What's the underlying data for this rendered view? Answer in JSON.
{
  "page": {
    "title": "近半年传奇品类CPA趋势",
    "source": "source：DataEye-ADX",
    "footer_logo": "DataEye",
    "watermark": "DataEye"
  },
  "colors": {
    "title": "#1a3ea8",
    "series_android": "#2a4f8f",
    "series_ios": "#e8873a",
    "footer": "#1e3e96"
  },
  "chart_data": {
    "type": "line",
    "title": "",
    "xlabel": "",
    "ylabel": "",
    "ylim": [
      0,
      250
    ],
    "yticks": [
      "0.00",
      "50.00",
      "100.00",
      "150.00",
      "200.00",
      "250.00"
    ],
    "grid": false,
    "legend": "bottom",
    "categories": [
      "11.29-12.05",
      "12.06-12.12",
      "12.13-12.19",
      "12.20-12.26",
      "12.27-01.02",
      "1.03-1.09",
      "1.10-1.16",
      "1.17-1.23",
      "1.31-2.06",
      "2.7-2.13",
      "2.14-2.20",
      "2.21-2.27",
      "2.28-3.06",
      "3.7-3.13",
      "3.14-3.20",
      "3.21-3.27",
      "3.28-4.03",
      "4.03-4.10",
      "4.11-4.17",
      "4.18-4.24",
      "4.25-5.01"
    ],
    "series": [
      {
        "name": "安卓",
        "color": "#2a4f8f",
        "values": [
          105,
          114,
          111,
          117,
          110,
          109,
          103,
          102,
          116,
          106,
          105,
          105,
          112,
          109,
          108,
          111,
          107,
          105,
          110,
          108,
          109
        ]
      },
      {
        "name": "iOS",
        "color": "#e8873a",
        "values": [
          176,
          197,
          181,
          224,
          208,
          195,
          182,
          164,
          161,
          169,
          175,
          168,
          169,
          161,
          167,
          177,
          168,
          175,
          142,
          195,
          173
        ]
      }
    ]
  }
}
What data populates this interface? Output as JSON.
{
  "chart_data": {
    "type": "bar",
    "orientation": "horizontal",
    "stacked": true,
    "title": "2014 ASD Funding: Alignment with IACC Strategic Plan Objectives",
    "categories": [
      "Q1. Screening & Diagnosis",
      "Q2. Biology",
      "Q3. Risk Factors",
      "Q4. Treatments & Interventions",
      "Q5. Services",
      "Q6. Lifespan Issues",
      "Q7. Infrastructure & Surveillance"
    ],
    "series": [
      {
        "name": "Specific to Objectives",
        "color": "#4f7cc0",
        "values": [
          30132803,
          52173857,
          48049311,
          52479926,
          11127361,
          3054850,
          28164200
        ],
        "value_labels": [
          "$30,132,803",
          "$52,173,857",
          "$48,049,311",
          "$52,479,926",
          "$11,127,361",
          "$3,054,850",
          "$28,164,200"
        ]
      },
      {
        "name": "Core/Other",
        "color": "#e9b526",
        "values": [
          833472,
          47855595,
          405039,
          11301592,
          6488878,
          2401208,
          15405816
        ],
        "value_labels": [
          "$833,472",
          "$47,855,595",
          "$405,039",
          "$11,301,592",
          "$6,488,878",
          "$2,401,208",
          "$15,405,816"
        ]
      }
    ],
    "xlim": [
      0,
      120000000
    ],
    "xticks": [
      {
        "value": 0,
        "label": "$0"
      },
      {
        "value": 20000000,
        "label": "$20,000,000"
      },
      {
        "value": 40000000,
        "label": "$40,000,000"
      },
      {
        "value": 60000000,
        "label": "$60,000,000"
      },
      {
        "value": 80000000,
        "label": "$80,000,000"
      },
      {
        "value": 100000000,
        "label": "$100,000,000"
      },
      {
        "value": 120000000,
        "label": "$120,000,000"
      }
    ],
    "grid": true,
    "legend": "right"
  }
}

----

WHAT TO WORK ON: Show the data once more, exactly as it was written.

EXERCISE SOLUTION:
What's the underlying data for this rendered view? Answer in JSON.
{
  "page": {
    "title": "近半年传奇品类CPA趋势",
    "source": "source：DataEye-ADX",
    "footer_logo": "DataEye",
    "watermark": "DataEye"
  },
  "colors": {
    "title": "#1a3ea8",
    "series_android": "#2a4f8f",
    "series_ios": "#e8873a",
    "footer": "#1e3e96"
  },
  "chart_data": {
    "type": "line",
    "title": "",
    "xlabel": "",
    "ylabel": "",
    "ylim": [
      0,
      250
    ],
    "yticks": [
      "0.00",
      "50.00",
      "100.00",
      "150.00",
      "200.00",
      "250.00"
    ],
    "grid": false,
    "legend": "bottom",
    "categories": [
      "11.29-12.05",
      "12.06-12.12",
      "12.13-12.19",
      "12.20-12.26",
      "12.27-01.02",
      "1.03-1.09",
      "1.10-1.16",
      "1.17-1.23",
      "1.31-2.06",
      "2.7-2.13",
      "2.14-2.20",
      "2.21-2.27",
      "2.28-3.06",
      "3.7-3.13",
      "3.14-3.20",
      "3.21-3.27",
      "3.28-4.03",
      "4.03-4.10",
      "4.11-4.17",
      "4.18-4.24",
      "4.25-5.01"
    ],
    "series": [
      {
        "name": "安卓",
        "color": "#2a4f8f",
        "values": [
          105,
          114,
          111,
          117,
          110,
          109,
          103,
          102,
          116,
          106,
          105,
          105,
          112,
          109,
          108,
          111,
          107,
          105,
          110,
          108,
          109
        ]
      },
      {
        "name": "iOS",
        "color": "#e8873a",
        "values": [
          176,
          197,
          181,
          224,
          208,
          195,
          182,
          164,
          161,
          169,
          175,
          168,
          169,
          161,
          167,
          177,
          168,
          175,
          142,
          195,
          173
        ]
      }
    ]
  }
}
What data populates this interface? Output as JSON.
{
  "chart_data": {
    "type": "bar",
    "orientation": "horizontal",
    "stacked": true,
    "title": "2014 ASD Funding: Alignment with IACC Strategic Plan Objectives",
    "categories": [
      "Q1. Screening & Diagnosis",
      "Q2. Biology",
      "Q3. Risk Factors",
      "Q4. Treatments & Interventions",
      "Q5. Services",
      "Q6. Lifespan Issues",
      "Q7. Infrastructure & Surveillance"
    ],
    "series": [
      {
        "name": "Specific to Objectives",
        "color": "#4f7cc0",
        "values": [
          30132803,
          52173857,
          48049311,
          52479926,
          11127361,
          3054850,
          28164200
        ],
        "value_labels": [
          "$30,132,803",
          "$52,173,857",
          "$48,049,311",
          "$52,479,926",
          "$11,127,361",
          "$3,054,850",
          "$28,164,200"
        ]
      },
      {
        "name": "Core/Other",
        "color": "#e9b526",
        "values": [
          833472,
          47855595,
          405039,
          11301592,
          6488878,
          2401208,
          15405816
        ],
        "value_labels": [
          "$833,472",
          "$47,855,595",
          "$405,039",
          "$11,301,592",
          "$6,488,878",
          "$2,401,208",
          "$15,405,816"
        ]
      }
    ],
    "xlim": [
      0,
      120000000
    ],
    "xticks": [
      {
        "value": 0,
        "label": "$0"
      },
      {
        "value": 20000000,
        "label": "$20,000,000"
      },
      {
        "value": 40000000,
        "label": "$40,000,000"
      },
      {
        "value": 60000000,
        "label": "$60,000,000"
      },
      {
        "value": 80000000,
        "label": "$80,000,000"
      },
      {
        "value": 100000000,
        "label": "$100,000,000"
      },
      {
        "value": 120000000,
        "label": "$120,000,000"
      }
    ],
    "grid": true,
    "legend": "right"
  }
}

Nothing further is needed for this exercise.